REQUIRED ACTIONS:
[A] In the irregular heartbeat text, what did the writer's cardiologist find?
[B] Duplicate the part of the irregular heartbeat text starting at "As you read" and ending at "do you have?".

--- READING TEXT ---

As you read the definitions above, keep in mind that it is nearly impossible to diagnose our own irregular heartbeat. So be sure you go to a Cardiologist and let them run tests to rule out anything serious. My cardiologist found that I have premature atrial contractions and premature ventricular contractions.

How about you? What type of irregular heartbeat do you have?

--- SOURCE INFORMATION ---

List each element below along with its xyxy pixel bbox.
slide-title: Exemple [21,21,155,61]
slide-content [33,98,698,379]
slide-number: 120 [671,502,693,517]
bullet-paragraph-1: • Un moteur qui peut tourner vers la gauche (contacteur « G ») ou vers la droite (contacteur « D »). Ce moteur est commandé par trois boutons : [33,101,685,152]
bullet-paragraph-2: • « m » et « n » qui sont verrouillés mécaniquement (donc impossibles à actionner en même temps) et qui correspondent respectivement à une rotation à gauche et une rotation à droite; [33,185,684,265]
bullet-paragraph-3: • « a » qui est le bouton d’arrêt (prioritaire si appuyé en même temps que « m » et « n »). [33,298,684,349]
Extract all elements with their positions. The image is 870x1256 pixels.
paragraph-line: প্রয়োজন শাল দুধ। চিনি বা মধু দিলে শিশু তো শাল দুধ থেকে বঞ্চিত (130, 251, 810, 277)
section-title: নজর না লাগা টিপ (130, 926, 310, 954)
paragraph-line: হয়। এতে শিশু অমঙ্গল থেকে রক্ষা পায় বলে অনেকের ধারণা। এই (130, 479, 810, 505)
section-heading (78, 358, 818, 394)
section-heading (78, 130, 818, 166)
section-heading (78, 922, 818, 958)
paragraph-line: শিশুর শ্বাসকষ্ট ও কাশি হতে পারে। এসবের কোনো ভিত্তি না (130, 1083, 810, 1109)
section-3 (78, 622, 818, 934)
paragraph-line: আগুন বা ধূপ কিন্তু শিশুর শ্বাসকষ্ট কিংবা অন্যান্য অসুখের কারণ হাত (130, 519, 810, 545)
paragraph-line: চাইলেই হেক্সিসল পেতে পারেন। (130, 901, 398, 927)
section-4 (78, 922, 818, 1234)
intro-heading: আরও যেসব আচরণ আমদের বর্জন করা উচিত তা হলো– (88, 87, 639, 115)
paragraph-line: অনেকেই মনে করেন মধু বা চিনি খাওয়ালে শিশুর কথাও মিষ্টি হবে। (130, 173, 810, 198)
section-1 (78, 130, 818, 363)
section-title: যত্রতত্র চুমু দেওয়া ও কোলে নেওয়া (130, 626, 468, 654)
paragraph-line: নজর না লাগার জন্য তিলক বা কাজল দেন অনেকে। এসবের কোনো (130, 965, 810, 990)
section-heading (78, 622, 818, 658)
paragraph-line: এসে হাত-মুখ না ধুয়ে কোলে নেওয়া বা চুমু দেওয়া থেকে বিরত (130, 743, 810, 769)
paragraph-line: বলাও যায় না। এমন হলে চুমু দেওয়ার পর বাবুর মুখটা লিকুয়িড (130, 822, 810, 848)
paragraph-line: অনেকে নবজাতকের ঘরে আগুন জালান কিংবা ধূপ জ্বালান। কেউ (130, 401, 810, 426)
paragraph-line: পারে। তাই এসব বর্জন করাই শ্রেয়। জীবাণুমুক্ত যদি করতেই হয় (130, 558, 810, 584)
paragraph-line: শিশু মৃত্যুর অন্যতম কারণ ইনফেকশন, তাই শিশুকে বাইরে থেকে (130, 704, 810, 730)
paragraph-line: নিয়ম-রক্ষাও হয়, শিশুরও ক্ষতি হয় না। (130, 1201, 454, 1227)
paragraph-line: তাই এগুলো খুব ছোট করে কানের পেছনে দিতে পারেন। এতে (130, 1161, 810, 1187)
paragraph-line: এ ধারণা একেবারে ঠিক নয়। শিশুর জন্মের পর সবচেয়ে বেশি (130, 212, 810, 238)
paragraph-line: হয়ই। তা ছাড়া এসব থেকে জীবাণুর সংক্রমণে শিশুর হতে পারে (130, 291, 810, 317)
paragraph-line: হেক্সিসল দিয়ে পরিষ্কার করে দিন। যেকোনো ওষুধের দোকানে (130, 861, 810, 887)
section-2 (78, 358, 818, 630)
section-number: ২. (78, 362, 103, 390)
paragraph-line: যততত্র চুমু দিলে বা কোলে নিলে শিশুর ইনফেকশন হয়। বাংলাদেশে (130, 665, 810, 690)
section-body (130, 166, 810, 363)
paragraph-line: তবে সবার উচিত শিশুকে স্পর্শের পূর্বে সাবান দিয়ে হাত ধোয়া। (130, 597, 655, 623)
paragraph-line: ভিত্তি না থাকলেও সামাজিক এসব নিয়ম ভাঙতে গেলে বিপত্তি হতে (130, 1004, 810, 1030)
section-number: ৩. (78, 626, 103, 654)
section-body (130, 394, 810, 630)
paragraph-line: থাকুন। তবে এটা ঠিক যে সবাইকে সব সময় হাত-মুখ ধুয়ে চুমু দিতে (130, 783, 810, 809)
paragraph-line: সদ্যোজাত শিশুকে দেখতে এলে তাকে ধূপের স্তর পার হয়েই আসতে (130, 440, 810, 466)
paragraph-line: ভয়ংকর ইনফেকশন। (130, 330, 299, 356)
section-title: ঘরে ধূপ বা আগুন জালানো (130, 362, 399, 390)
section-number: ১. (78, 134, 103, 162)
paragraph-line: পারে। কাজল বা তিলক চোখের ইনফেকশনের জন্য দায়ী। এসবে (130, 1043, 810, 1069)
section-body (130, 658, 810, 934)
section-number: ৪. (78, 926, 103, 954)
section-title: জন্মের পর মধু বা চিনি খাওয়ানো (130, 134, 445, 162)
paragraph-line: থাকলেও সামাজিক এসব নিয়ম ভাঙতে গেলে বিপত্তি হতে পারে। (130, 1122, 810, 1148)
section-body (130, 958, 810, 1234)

---

ANSWERS BELOW:
[A] Premature atrial contractions and premature ventricular contractions.

[B]
As you read the definitions above, keep in mind that it is nearly impossible to diagnose our own irregular heartbeat. So be sure you go to a Cardiologist and let them run tests to rule out anything serious. My cardiologist found that I have premature atrial contractions and premature ventricular contractions.

How about you? What type of irregular heartbeat do you have?